◆ **DIRECTIONS FOR THIS TASK**:
Write the records out again exactly, leaving no images in.
⁂
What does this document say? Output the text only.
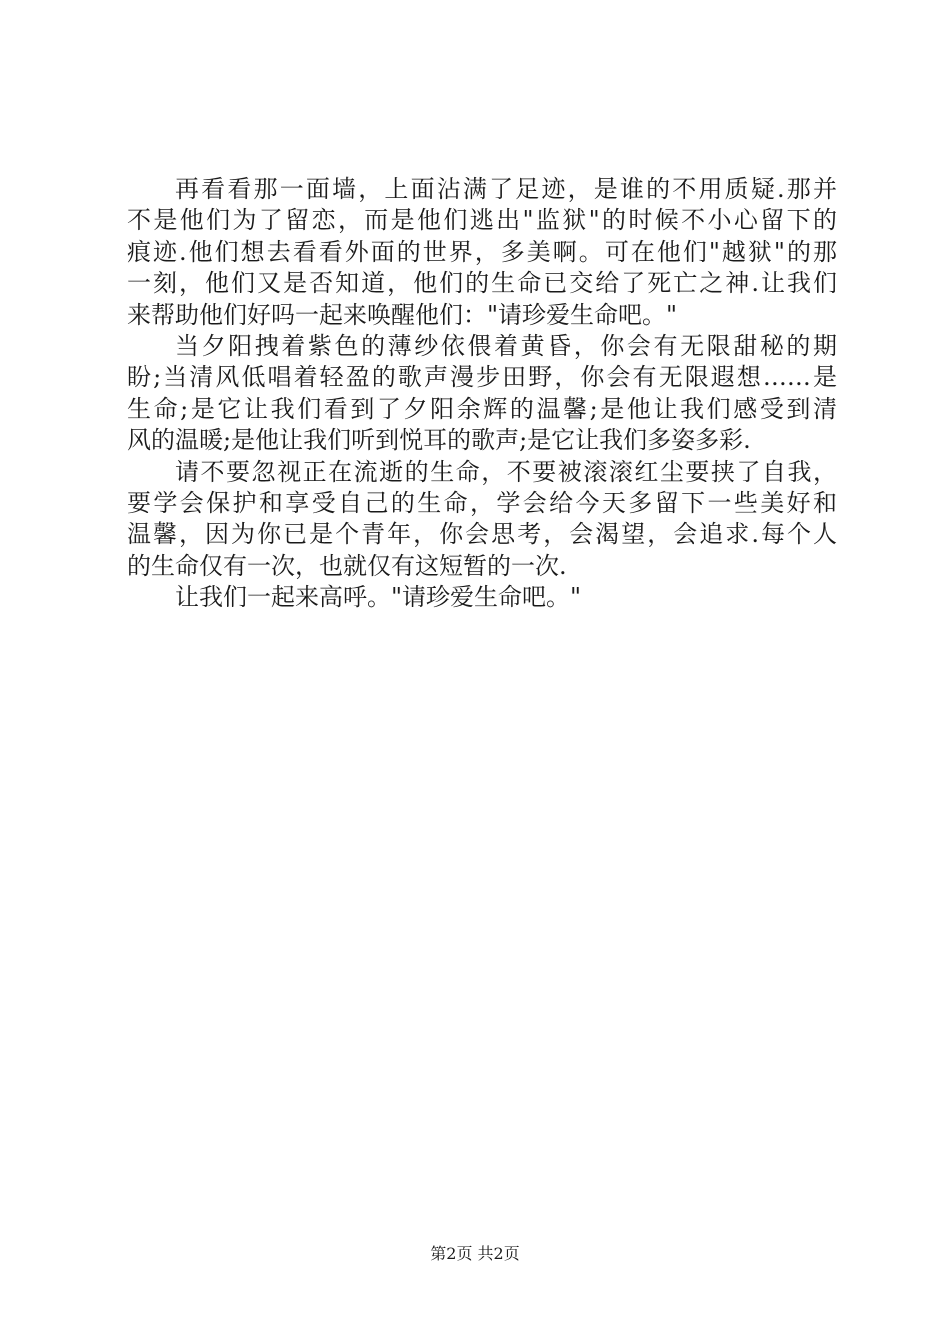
再看看那一面墙，上面沾满了足迹，是谁的不用质疑.那并
不是他们为了留恋，而是他们逃出"监狱"的时候不小心留下的
痕迹.他们想去看看外面的世界，多美啊。可在他们"越狱"的那
一刻，他们又是否知道，他们的生命已交给了死亡之神.让我们
来帮助他们好吗一起来唤醒他们："请珍爱生命吧。"
当夕阳拽着紫色的薄纱依偎着黄昏，你会有无限甜秘的期
盼;当清风低唱着轻盈的歌声漫步田野，你会有无限遐想……是
生命;是它让我们看到了夕阳余辉的温馨;是他让我们感受到清
风的温暖;是他让我们听到悦耳的歌声;是它让我们多姿多彩.
请不要忽视正在流逝的生命，不要被滚滚红尘要挟了自我，
要学会保护和享受自己的生命，学会给今天多留下一些美好和
温馨，因为你已是个青年，你会思考，会渴望，会追求.每个人
的生命仅有一次，也就仅有这短暂的一次.
让我们一起来高呼。"请珍爱生命吧。"
第2页 共2页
⁂
◆ **RESPONSE**:
What does this document say? Output the text only.
再看看那一面墙，上面沾满了足迹，是谁的不用质疑.那并
不是他们为了留恋，而是他们逃出"监狱"的时候不小心留下的
痕迹.他们想去看看外面的世界，多美啊。可在他们"越狱"的那
一刻，他们又是否知道，他们的生命已交给了死亡之神.让我们
来帮助他们好吗一起来唤醒他们："请珍爱生命吧。"
当夕阳拽着紫色的薄纱依偎着黄昏，你会有无限甜秘的期
盼;当清风低唱着轻盈的歌声漫步田野，你会有无限遐想……是
生命;是它让我们看到了夕阳余辉的温馨;是他让我们感受到清
风的温暖;是他让我们听到悦耳的歌声;是它让我们多姿多彩.
请不要忽视正在流逝的生命，不要被滚滚红尘要挟了自我，
要学会保护和享受自己的生命，学会给今天多留下一些美好和
温馨，因为你已是个青年，你会思考，会渴望，会追求.每个人
的生命仅有一次，也就仅有这短暂的一次.
让我们一起来高呼。"请珍爱生命吧。"
第2页 共2页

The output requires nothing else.